-- Problem --
Scan each line of the records for the word "media" and extract the ones that have it.

───── Rows

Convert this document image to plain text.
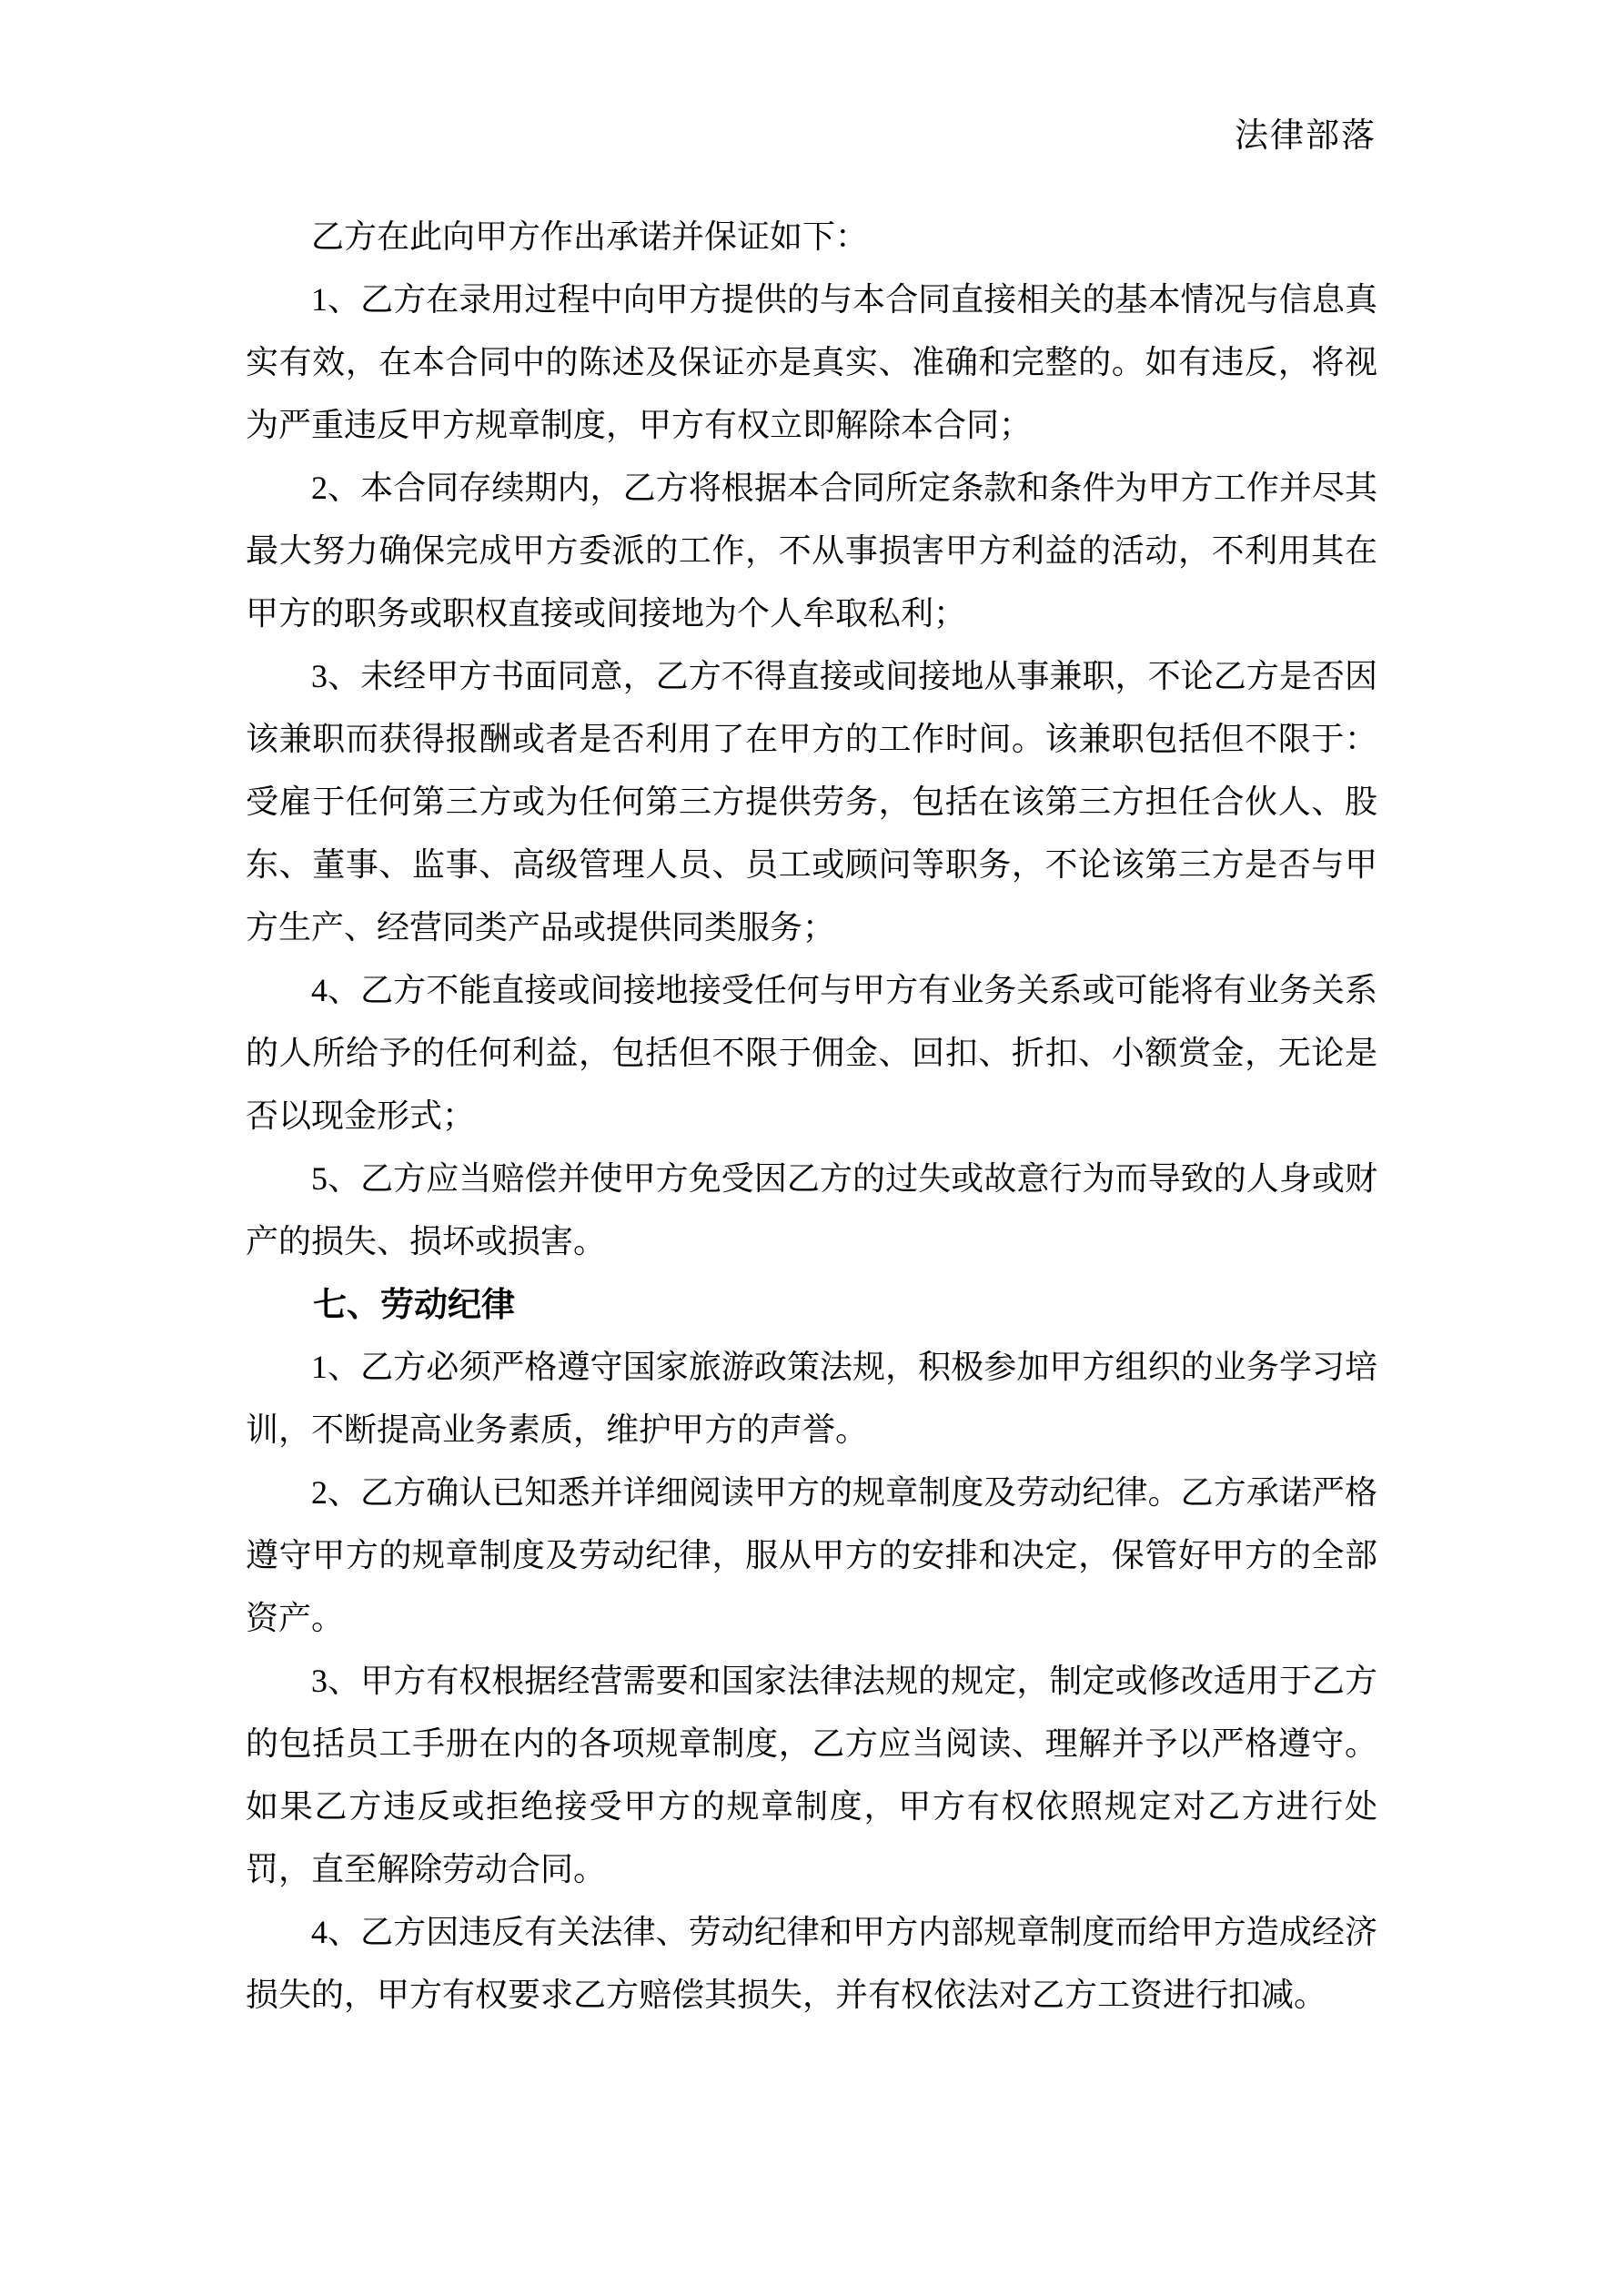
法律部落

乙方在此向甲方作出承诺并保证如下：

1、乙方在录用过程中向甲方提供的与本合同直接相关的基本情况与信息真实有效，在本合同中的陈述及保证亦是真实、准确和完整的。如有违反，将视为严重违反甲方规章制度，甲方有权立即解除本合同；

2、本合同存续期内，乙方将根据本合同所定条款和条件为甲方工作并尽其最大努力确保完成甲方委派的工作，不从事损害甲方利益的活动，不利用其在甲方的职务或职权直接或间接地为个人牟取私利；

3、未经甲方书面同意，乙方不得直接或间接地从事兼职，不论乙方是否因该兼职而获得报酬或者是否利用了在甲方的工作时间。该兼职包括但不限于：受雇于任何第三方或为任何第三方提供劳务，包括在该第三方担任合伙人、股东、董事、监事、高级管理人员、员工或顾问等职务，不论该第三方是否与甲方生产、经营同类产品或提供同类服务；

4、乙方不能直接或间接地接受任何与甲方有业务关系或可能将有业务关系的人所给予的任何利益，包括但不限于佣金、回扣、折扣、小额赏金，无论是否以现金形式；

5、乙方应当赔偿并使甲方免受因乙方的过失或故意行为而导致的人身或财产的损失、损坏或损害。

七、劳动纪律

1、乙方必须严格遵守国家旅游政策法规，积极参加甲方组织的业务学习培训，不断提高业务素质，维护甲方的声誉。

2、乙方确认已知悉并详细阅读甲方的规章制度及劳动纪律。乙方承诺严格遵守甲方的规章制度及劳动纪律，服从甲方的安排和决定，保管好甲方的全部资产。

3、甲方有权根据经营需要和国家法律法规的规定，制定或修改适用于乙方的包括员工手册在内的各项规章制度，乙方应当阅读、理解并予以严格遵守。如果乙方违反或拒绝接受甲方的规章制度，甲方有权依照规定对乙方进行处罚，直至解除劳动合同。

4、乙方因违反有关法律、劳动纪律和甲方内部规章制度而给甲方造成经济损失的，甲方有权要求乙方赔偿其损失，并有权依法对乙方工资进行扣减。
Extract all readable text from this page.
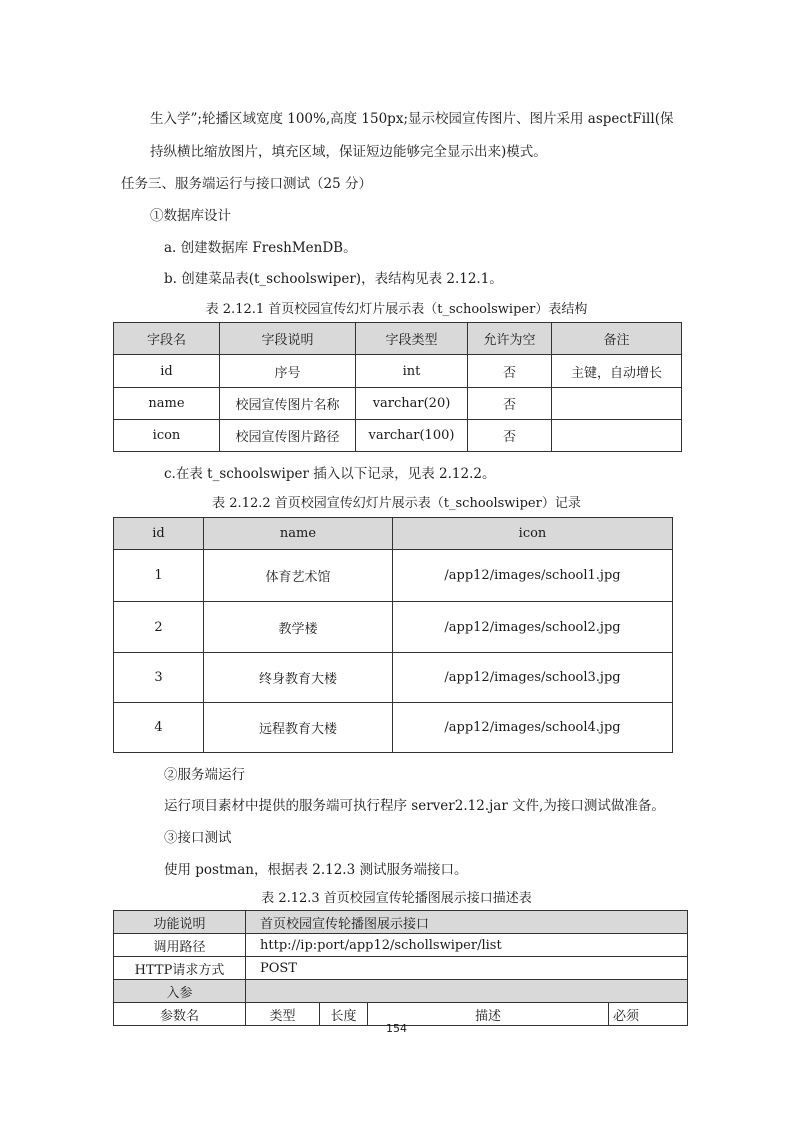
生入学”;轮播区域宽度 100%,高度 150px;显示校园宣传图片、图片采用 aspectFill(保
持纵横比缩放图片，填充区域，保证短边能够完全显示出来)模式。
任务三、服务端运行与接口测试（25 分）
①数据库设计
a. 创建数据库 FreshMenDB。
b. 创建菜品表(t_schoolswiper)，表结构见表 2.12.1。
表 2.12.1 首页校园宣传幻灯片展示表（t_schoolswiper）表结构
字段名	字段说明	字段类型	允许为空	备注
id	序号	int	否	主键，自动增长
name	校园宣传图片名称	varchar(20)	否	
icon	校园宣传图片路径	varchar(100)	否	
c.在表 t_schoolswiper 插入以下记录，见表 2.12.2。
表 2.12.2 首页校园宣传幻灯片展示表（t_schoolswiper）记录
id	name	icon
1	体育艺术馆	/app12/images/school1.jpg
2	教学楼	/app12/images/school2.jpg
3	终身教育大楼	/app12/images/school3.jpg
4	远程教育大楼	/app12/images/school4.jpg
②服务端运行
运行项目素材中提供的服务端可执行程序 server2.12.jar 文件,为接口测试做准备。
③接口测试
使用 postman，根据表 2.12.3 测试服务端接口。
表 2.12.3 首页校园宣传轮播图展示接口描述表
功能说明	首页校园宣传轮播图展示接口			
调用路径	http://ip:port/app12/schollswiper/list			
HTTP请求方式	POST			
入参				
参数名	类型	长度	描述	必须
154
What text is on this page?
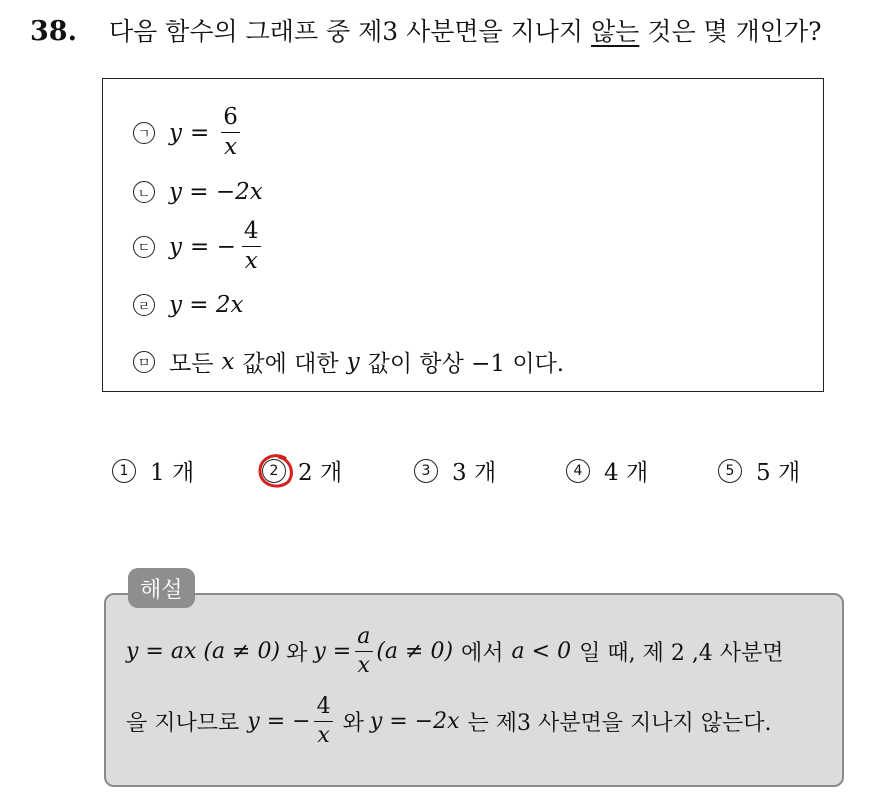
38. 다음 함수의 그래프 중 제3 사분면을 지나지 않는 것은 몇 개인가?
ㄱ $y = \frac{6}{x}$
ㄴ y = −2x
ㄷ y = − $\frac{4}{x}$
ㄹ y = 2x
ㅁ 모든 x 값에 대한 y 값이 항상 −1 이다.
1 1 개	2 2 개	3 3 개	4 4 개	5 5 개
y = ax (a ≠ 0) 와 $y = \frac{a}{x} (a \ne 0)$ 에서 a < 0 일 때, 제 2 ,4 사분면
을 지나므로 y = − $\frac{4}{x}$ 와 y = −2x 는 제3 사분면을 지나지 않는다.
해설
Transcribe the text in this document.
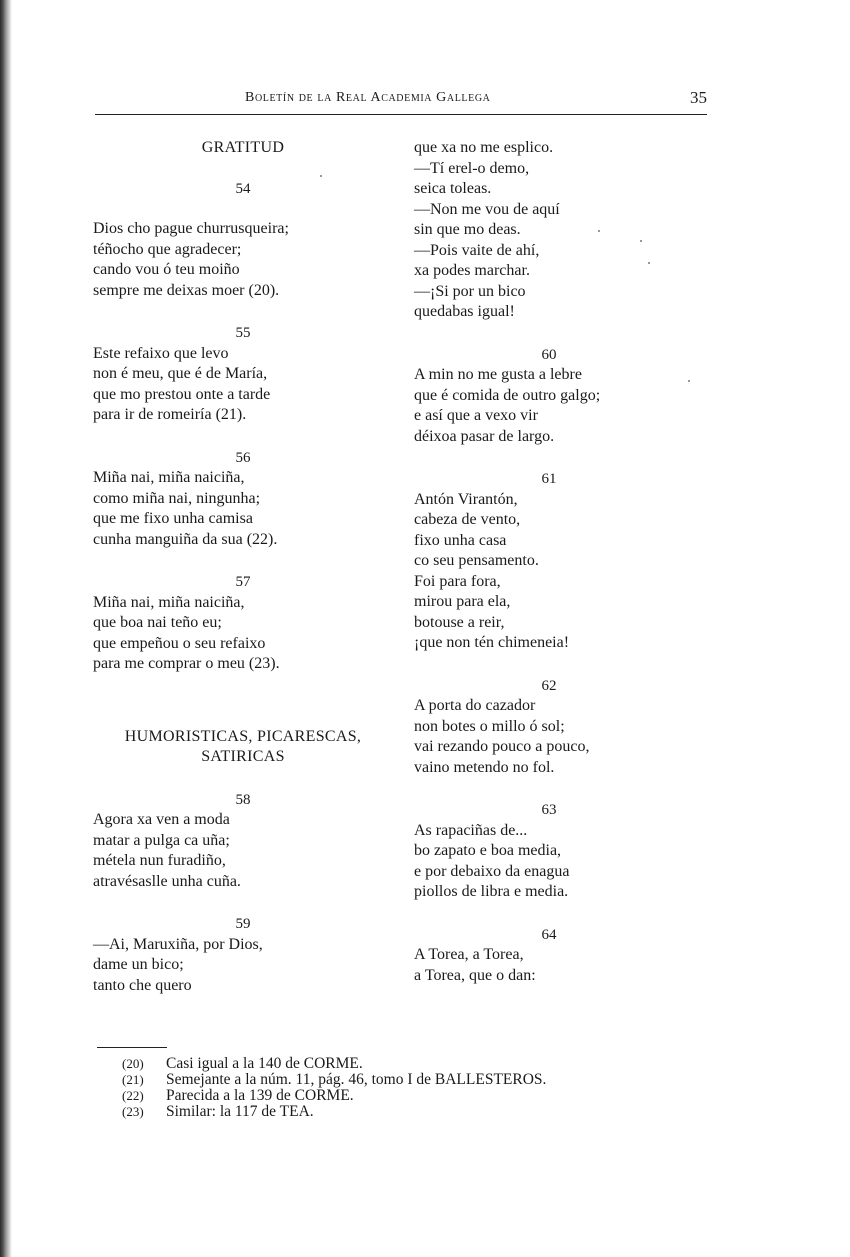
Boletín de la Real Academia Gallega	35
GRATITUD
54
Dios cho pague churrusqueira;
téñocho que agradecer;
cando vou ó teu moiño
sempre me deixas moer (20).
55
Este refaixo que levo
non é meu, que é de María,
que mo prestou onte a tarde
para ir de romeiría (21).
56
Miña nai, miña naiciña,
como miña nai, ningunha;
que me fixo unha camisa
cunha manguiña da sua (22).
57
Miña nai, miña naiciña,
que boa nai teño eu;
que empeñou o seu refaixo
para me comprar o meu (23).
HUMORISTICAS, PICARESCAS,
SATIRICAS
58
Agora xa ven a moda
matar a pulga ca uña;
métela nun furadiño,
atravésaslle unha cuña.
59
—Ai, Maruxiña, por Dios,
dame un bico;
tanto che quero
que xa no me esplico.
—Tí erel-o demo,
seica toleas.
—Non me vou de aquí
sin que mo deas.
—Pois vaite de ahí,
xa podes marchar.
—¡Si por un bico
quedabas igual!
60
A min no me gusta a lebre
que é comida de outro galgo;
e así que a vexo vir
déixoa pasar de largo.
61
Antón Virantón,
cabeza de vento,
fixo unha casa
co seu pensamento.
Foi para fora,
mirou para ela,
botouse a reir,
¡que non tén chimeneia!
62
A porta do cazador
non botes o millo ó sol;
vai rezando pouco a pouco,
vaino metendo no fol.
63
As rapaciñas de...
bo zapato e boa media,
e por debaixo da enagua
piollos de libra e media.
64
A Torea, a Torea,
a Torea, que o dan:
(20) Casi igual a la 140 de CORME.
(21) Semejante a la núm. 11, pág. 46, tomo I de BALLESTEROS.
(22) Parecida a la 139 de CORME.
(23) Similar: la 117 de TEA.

──────────

-- Task solution --
bo zapato e boa media,
piollos de libra e media.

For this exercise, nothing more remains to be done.